Repeat what the lines below say, word for word, and skip every image.

▶ Extracted material:

:::::

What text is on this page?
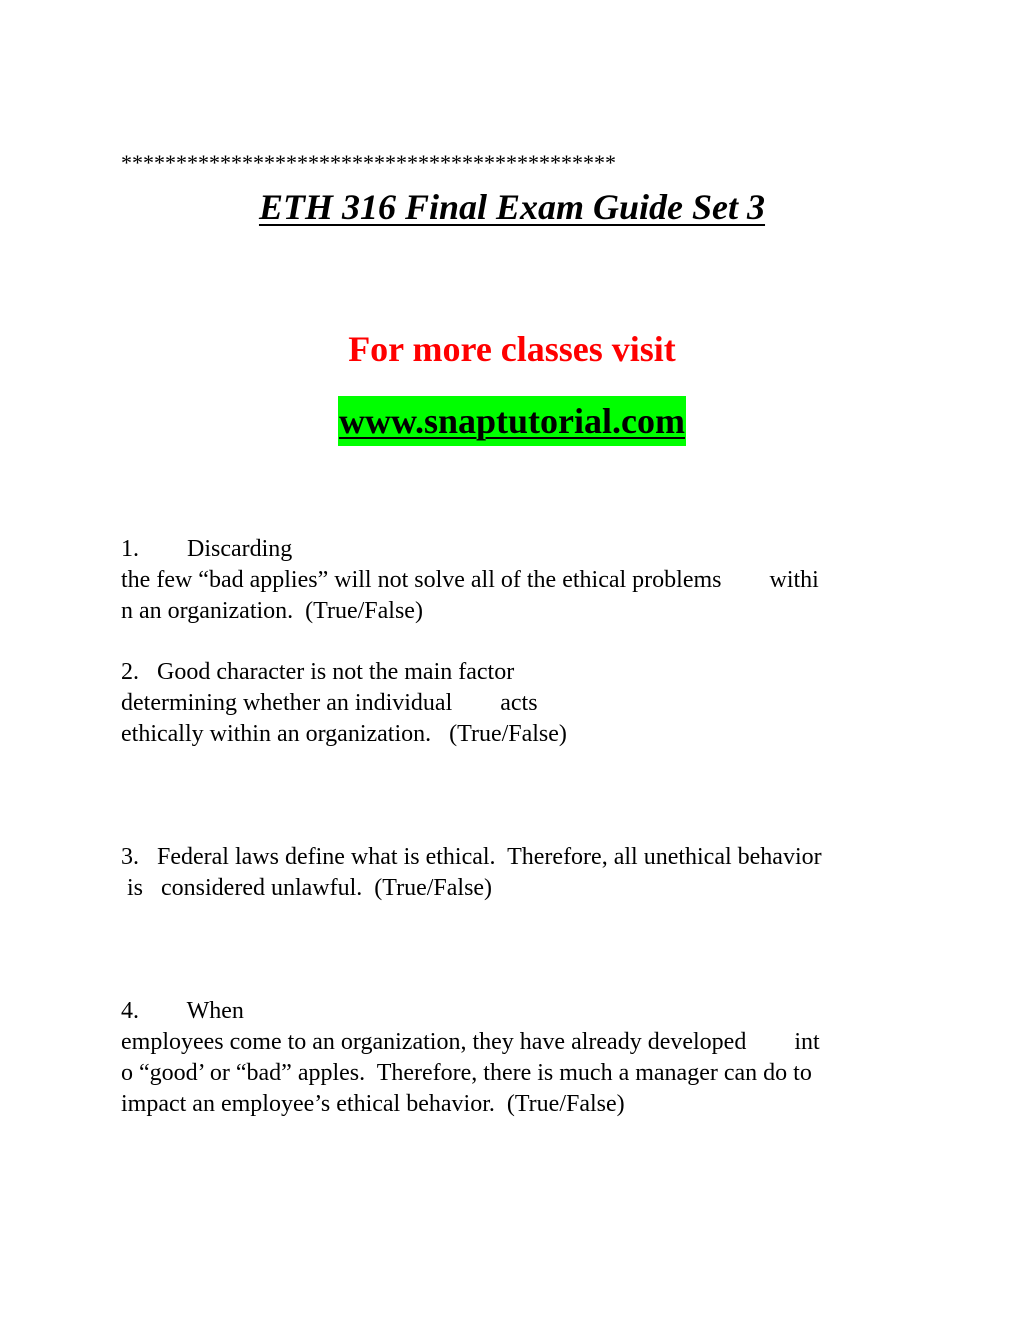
*********************************************
ETH 316 Final Exam Guide Set 3
For more classes visit
www.snaptutorial.com
1.        Discarding
the few “bad applies” will not solve all of the ethical problems        withi
n an organization.  (True/False)
2.   Good character is not the main factor
determining whether an individual        acts
ethically within an organization.   (True/False)
3.   Federal laws define what is ethical.  Therefore, all unethical behavior
is   considered unlawful.  (True/False)
4.        When
employees come to an organization, they have already developed        int
o “good’ or “bad” apples.  Therefore, there is much a manager can do to
impact an employee’s ethical behavior.  (True/False)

:::::

▶ Task result:
What text is on this page?
*********************************************
ETH 316 Final Exam Guide Set 3
For more classes visit
www.snaptutorial.com
1.        Discarding
the few “bad applies” will not solve all of the ethical problems        withi
n an organization.  (True/False)
2.   Good character is not the main factor
determining whether an individual        acts
ethically within an organization.   (True/False)
3.   Federal laws define what is ethical.  Therefore, all unethical behavior
is   considered unlawful.  (True/False)
4.        When
employees come to an organization, they have already developed        int
o “good’ or “bad” apples.  Therefore, there is much a manager can do to
impact an employee’s ethical behavior.  (True/False)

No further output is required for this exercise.